-- Listing start --
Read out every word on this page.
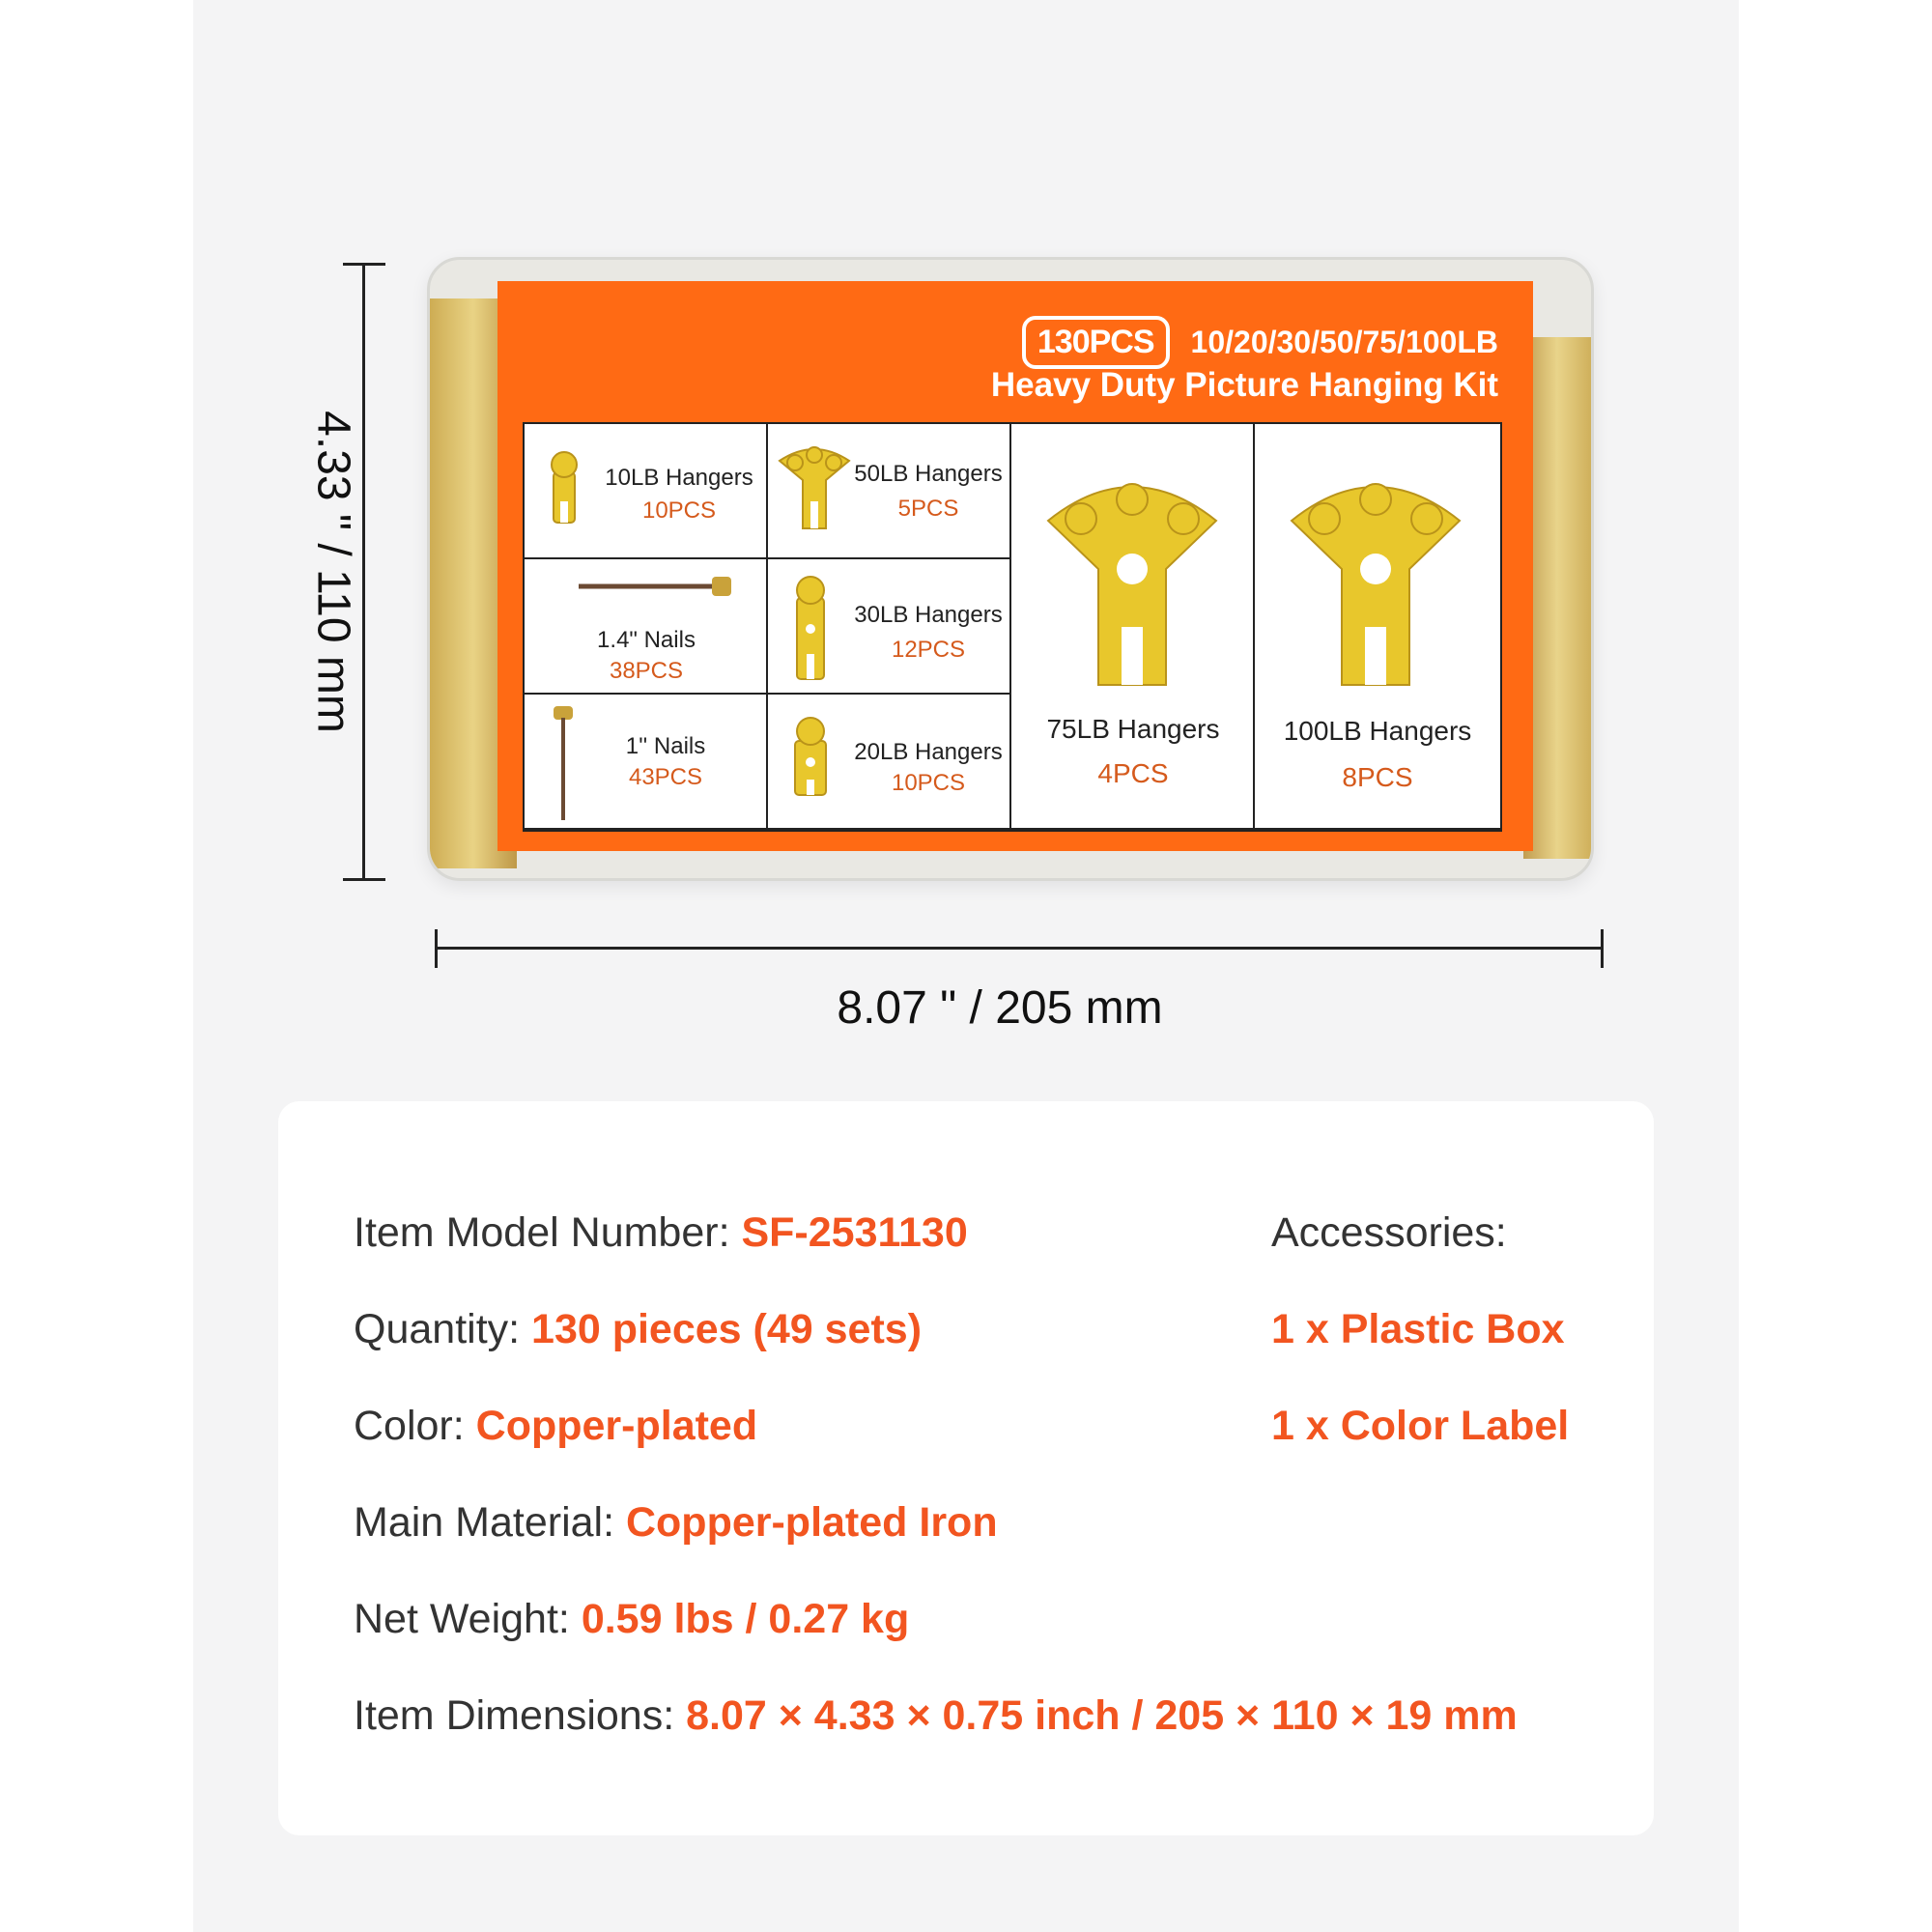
4.33 " / 110 mm
8.07 " / 205 mm
130PCS	10/20/30/50/75/100LB
Heavy Duty Picture Hanging Kit
10LB Hangers
10PCS
1.4" Nails
38PCS
1'' Nails
43PCS
50LB Hangers
5PCS
30LB Hangers
12PCS
20LB Hangers
10PCS
75LB Hangers
4PCS
100LB Hangers
8PCS
Item Model Number: SF-2531130
Quantity: 130 pieces (49 sets)
Color: Copper-plated
Main Material: Copper-plated Iron
Net Weight: 0.59 lbs / 0.27 kg
Item Dimensions: 8.07 × 4.33 × 0.75 inch / 205 × 110 × 19 mm
Accessories:
1 x Plastic Box
1 x Color Label
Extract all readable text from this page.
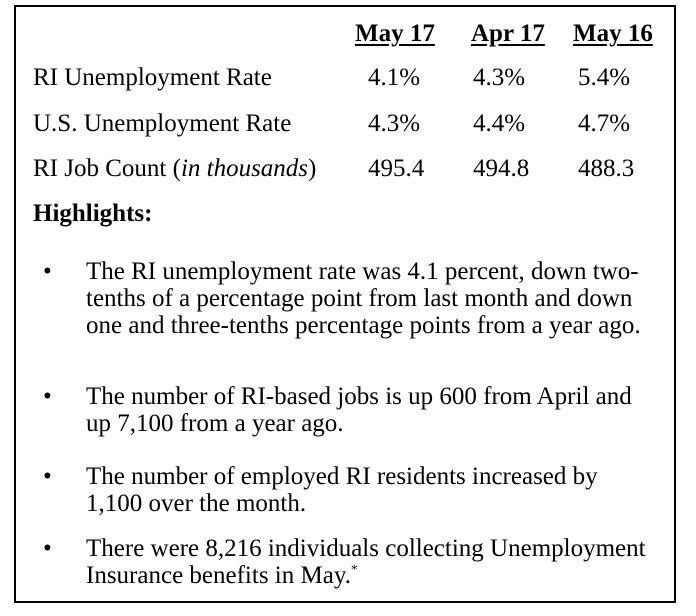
May 17 Apr 17 May 16
RI Unemployment Rate	4.1% 4.3% 5.4%
U.S. Unemployment Rate	4.3% 4.4% 4.7%
RI Job Count (in thousands) 495.4 494.8 488.3
Highlights:
• The RI unemployment rate was 4.1 percent, down two-tenths of a percentage point from last month and down one and three-tenths percentage points from a year ago.
• The number of RI-based jobs is up 600 from April and up 7,100 from a year ago.
• The number of employed RI residents increased by 1,100 over the month.
• There were 8,216 individuals collecting Unemployment Insurance benefits in May.*
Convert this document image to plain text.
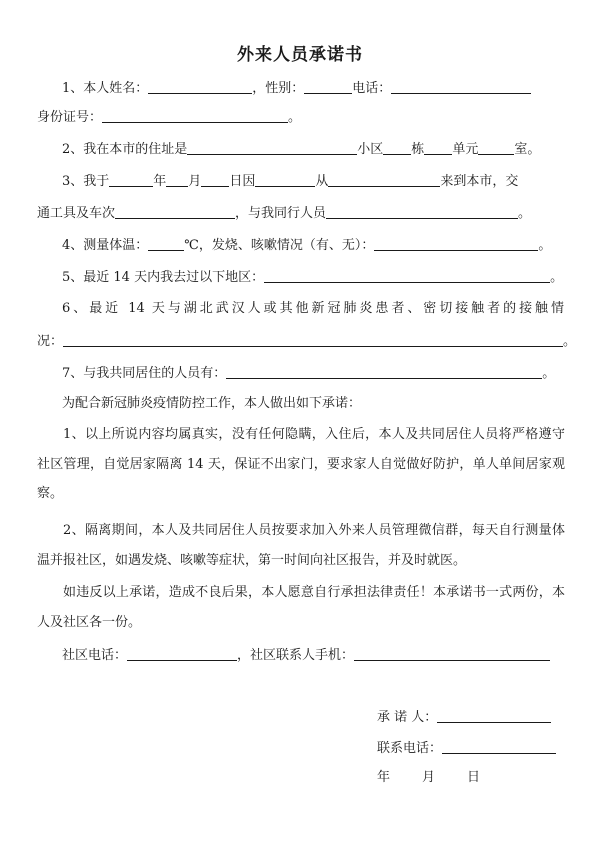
外来人员承诺书
1、本人姓名：	，性别：	电话：
身份证号：	。
2、我在本市的住址是	小区 栋 单元	室。
3、我于	年 月 日因	从	来到本市，交
通工具及车次	，与我同行人员	。
4、测量体温：	℃，发烧、咳嗽情况（有、无）：	。
5、最近 14 天内我去过以下地区：	。
6、最近 14 天与湖北武汉人或其他新冠肺炎患者、密切接触者的接触情
况：	。
7、与我共同居住的人员有：	。
为配合新冠肺炎疫情防控工作，本人做出如下承诺：
1、以上所说内容均属真实，没有任何隐瞒，入住后，本人及共同居住人员将严格遵守社区管理，自觉居家隔离 14 天，保证不出家门，要求家人自觉做好防护，单人单间居家观察。
2、隔离期间，本人及共同居住人员按要求加入外来人员管理微信群，每天自行测量体温并报社区，如遇发烧、咳嗽等症状，第一时间向社区报告，并及时就医。
如违反以上承诺，造成不良后果，本人愿意自行承担法律责任！本承诺书一式两份，本人及社区各一份。
社区电话：	，社区联系人手机：
承 诺 人：
联系电话：
年 月 日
-- Listing end --
What to do
Quote the records above exactly, leaving out any pictures.

Solution for this problem
Read out every word on this page.
4.33 " / 110 mm
8.07 " / 205 mm
130PCS	10/20/30/50/75/100LB
Heavy Duty Picture Hanging Kit
10LB Hangers
10PCS
1.4" Nails
38PCS
1'' Nails
43PCS
50LB Hangers
5PCS
30LB Hangers
12PCS
20LB Hangers
10PCS
75LB Hangers
4PCS
100LB Hangers
8PCS
Item Model Number: SF-2531130
Quantity: 130 pieces (49 sets)
Color: Copper-plated
Main Material: Copper-plated Iron
Net Weight: 0.59 lbs / 0.27 kg
Item Dimensions: 8.07 × 4.33 × 0.75 inch / 205 × 110 × 19 mm
Accessories:
1 x Plastic Box
1 x Color Label
Extract all readable text from this page.
May 17 Apr 17 May 16
RI Unemployment Rate	4.1% 4.3% 5.4%
U.S. Unemployment Rate	4.3% 4.4% 4.7%
RI Job Count (in thousands) 495.4 494.8 488.3
Highlights:
• The RI unemployment rate was 4.1 percent, down two-tenths of a percentage point from last month and down one and three-tenths percentage points from a year ago.
• The number of RI-based jobs is up 600 from April and up 7,100 from a year ago.
• The number of employed RI residents increased by 1,100 over the month.
• There were 8,216 individuals collecting Unemployment Insurance benefits in May.*
Convert this document image to plain text.
外来人员承诺书
1、本人姓名：	，性别：	电话：
身份证号：	。
2、我在本市的住址是	小区 栋 单元	室。
3、我于	年 月 日因	从	来到本市，交
通工具及车次	，与我同行人员	。
4、测量体温：	℃，发烧、咳嗽情况（有、无）：	。
5、最近 14 天内我去过以下地区：	。
6、最近 14 天与湖北武汉人或其他新冠肺炎患者、密切接触者的接触情
况：	。
7、与我共同居住的人员有：	。
为配合新冠肺炎疫情防控工作，本人做出如下承诺：
1、以上所说内容均属真实，没有任何隐瞒，入住后，本人及共同居住人员将严格遵守社区管理，自觉居家隔离 14 天，保证不出家门，要求家人自觉做好防护，单人单间居家观察。
2、隔离期间，本人及共同居住人员按要求加入外来人员管理微信群，每天自行测量体温并报社区，如遇发烧、咳嗽等症状，第一时间向社区报告，并及时就医。
如违反以上承诺，造成不良后果，本人愿意自行承担法律责任！本承诺书一式两份，本人及社区各一份。
社区电话：	，社区联系人手机：
承 诺 人：
联系电话：
年 月 日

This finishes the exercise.